To do
Reproduce all lines of the listing below in which the word "Совета" occurs.

Records shown
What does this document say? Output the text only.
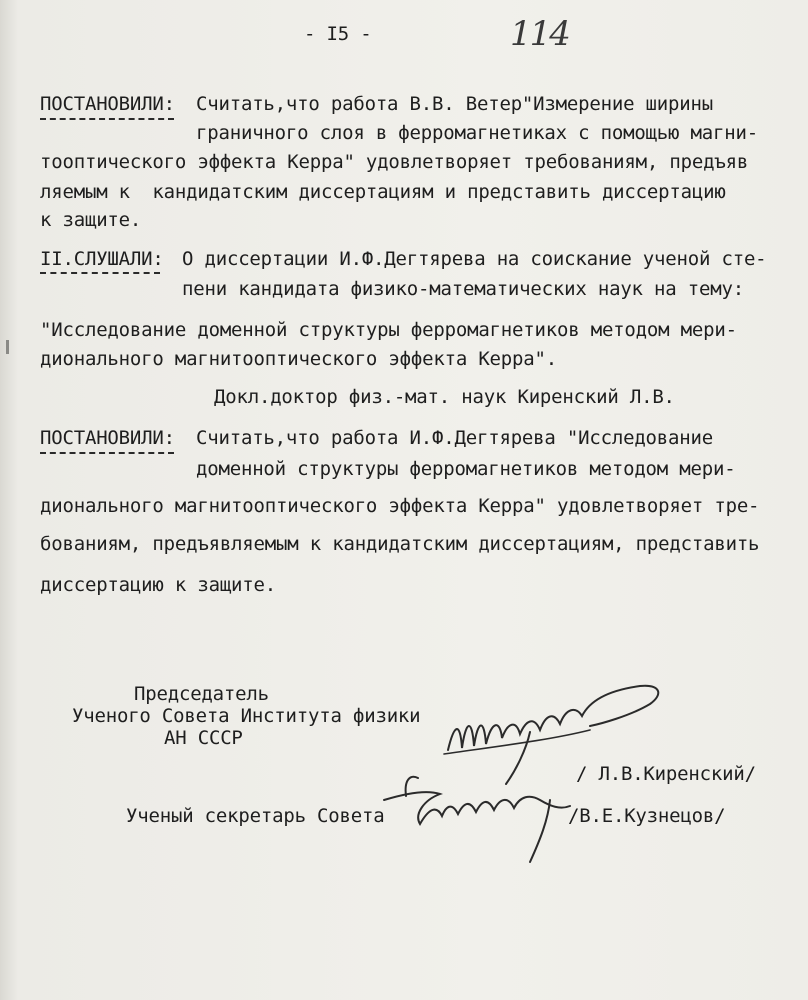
- I5 -	114
ПОСТАНОВИЛИ: Считать,что работа В.В. Ветер"Измерение ширины
граничного слоя в ферромагнетиках с помощью магни-
тооптического эффекта Керра" удовлетворяет требованиям, предъяв
ляемым к  кандидатским диссертациям и представить диссертацию
к защите.
II.СЛУШАЛИ: О диссертации И.Ф.Дегтярева на соискание ученой сте-
пени кандидата физико-математических наук на тему:
"Исследование доменной структуры ферромагнетиков методом мери-
дионального магнитооптического эффекта Керра".
Докл.доктор физ.-мат. наук Киренский Л.В.
ПОСТАНОВИЛИ: Считать,что работа И.Ф.Дегтярева "Исследование
доменной структуры ферромагнетиков методом мери-
дионального магнитооптического эффекта Керра" удовлетворяет тре-
бованиям, предъявляемым к кандидатским диссертациям, представить
диссертацию к защите.
Председатель
Ученого Совета Института физики
АН СССР
/ Л.В.Киренский/
Ученый секретарь Совета	/В.Е.Кузнецов/
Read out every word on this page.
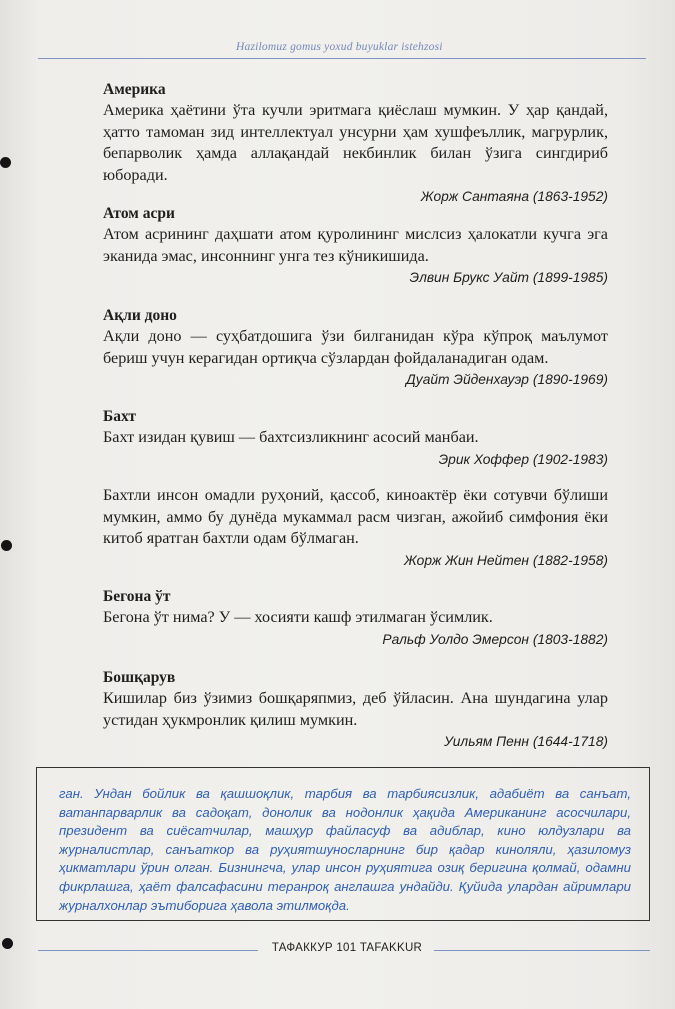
Hazilomuz gomus yoxud buyuklar istehzosi

Америка

Америка ҳаётини ўта кучли эритмага қиёслаш мумкин. У ҳар қандай, ҳатто тамоман зид интеллектуал унсурни ҳам хушфеъллик, магрурлик, бепарволик ҳамда аллақандай некбинлик билан ўзига сингдириб юборади.

Жорж Сантаяна (1863-1952)

Атом асри

Атом асрининг даҳшати атом қуролининг мислсиз ҳалокатли кучга эга эканида эмас, инсоннинг унга тез кўникишида.

Элвин Брукс Уайт (1899-1985)

Ақли доно

Ақли доно — суҳбатдошига ўзи билганидан кўра кўпроқ маълумот бериш учун керагидан ортиқча сўзлардан фойдаланадиган одам.

Дуайт Эйденхауэр (1890-1969)

Бахт

Бахт изидан қувиш — бахтсизликнинг асосий манбаи.

Эрик Хоффер (1902-1983)

Бахтли инсон омадли руҳоний, қассоб, киноактёр ёки сотувчи бўлиши мумкин, аммо бу дунёда мукаммал расм чизган, ажойиб симфония ёки китоб яратган бахтли одам бўлмаган.

Жорж Жин Нейтен (1882-1958)

Бегона ўт

Бегона ўт нима? У — хосияти кашф этилмаган ўсимлик.

Ральф Уолдо Эмерсон (1803-1882)

Бошқарув

Кишилар биз ўзимиз бошқаряпмиз, деб ўйласин. Ана шундагина улар устидан ҳукмронлик қилиш мумкин.

Уильям Пенн (1644-1718)

ган. Ундан бойлик ва қашшоқлик, тарбия ва тарбиясизлик, адабиёт ва санъат, ватанпарварлик ва садоқат, донолик ва нодонлик ҳақида Американинг асосчилари, президент ва сиёсатчилар, машҳур файласуф ва адиблар, кино юлдузлари ва журналистлар, санъаткор ва руҳиятшуносларнинг бир қадар киноляли, ҳазиломуз ҳикматлари ўрин олган. Бизнингча, улар инсон руҳиятига озиқ беригина қолмай, одамни фикрлашга, ҳаёт фалсафасини теранроқ англашга ундайди. Қуйида улардан айримлари журналхонлар эътиборига ҳавола этилмоқда.

ТАФАККУР 101 TAFAKKUR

Correct response
Ученого Совета Института физики
Ученый секретарь Совета	/В.Е.Кузнецов/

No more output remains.